··· GIVEN DATA ···

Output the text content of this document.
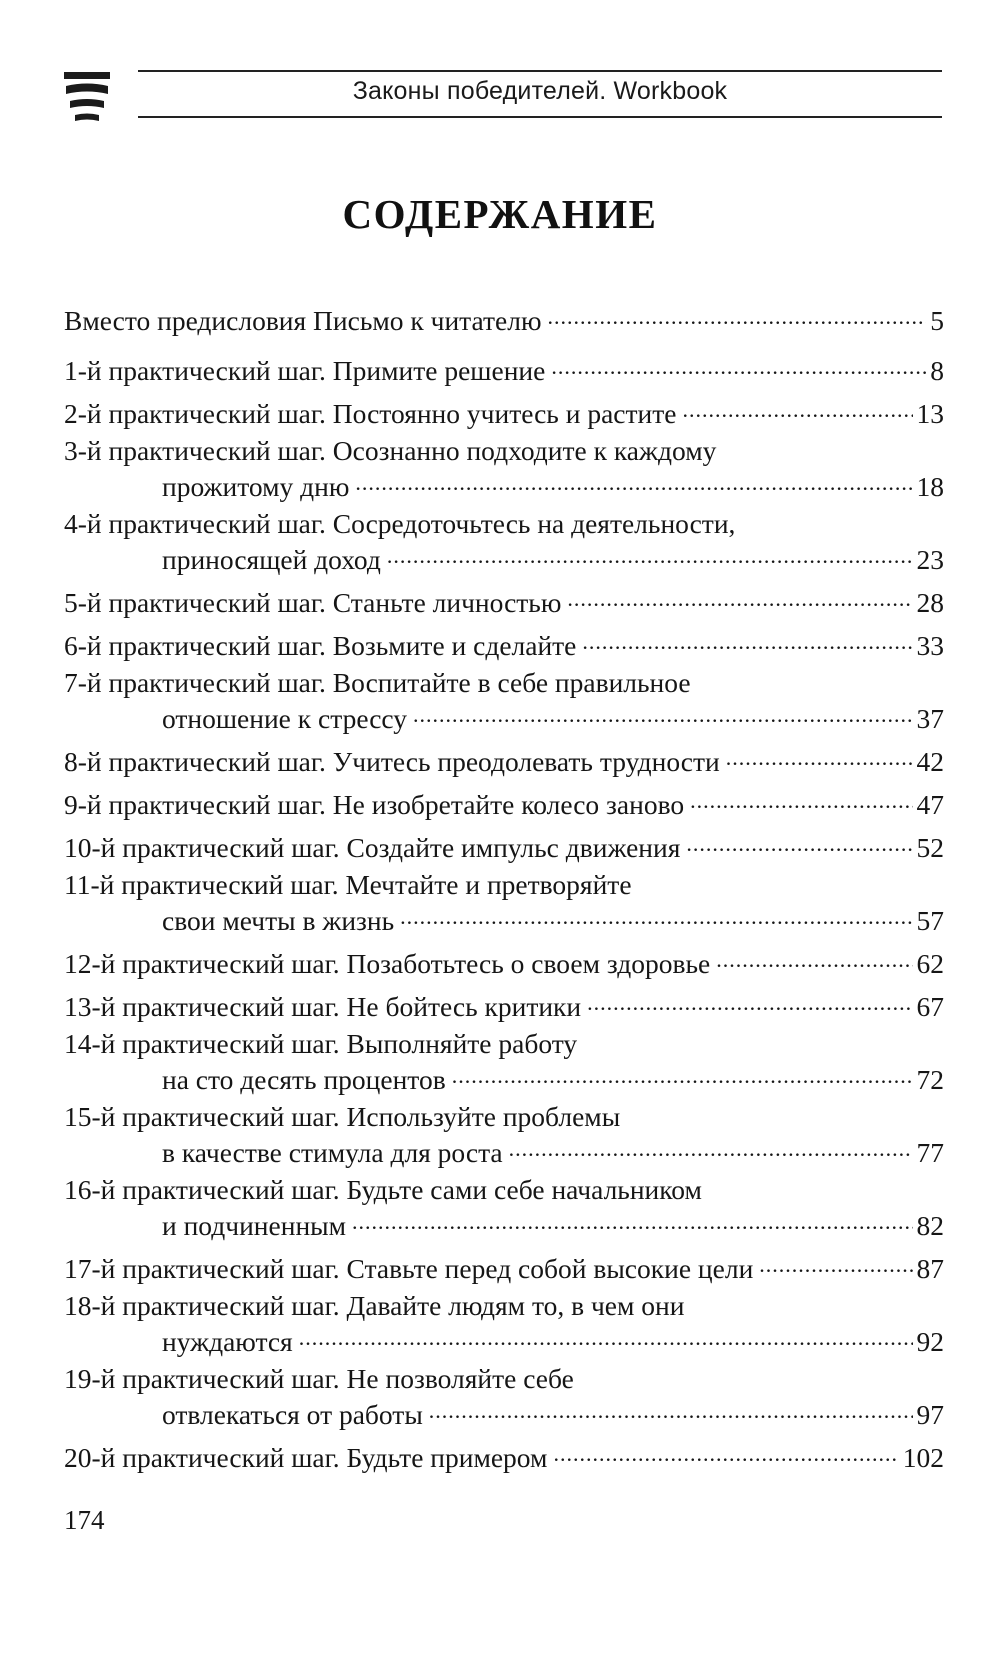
Законы победителей. Workbook
СОДЕРЖАНИЕ
Вместо предисловия Письмо к читателю .....	5
1-й практический шаг. Примите решение .....	8
2-й практический шаг. Постоянно учитесь и растите .....	13
3-й практический шаг. Осознанно подходите к каждому
прожитому дню .....	18
4-й практический шаг. Сосредоточьтесь на деятельности,
приносящей доход .....	23
5-й практический шаг. Станьте личностью .....	28
6-й практический шаг. Возьмите и сделайте .....	33
7-й практический шаг. Воспитайте в себе правильное
отношение к стрессу .....	37
8-й практический шаг. Учитесь преодолевать трудности .....	42
9-й практический шаг. Не изобретайте колесо заново .....	47
10-й практический шаг. Создайте импульс движения .....	52
11-й практический шаг. Мечтайте и претворяйте
свои мечты в жизнь .....	57
12-й практический шаг. Позаботьтесь о своем здоровье .....	62
13-й практический шаг. Не бойтесь критики .....	67
14-й практический шаг. Выполняйте работу
на сто десять процентов .....	72
15-й практический шаг. Используйте проблемы
в качестве стимула для роста .....	77
16-й практический шаг. Будьте сами себе начальником
и подчиненным .....	82
17-й практический шаг. Ставьте перед собой высокие цели .....	87
18-й практический шаг. Давайте людям то, в чем они
нуждаются .....	92
19-й практический шаг. Не позволяйте себе
отвлекаться от работы .....	97
20-й практический шаг. Будьте примером .....	102
174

···

— WRITTEN TASK —
Say, as a single number and nothing more, how many lines of the entries contain the word "себе".

— COMPLETE ANSWER —
3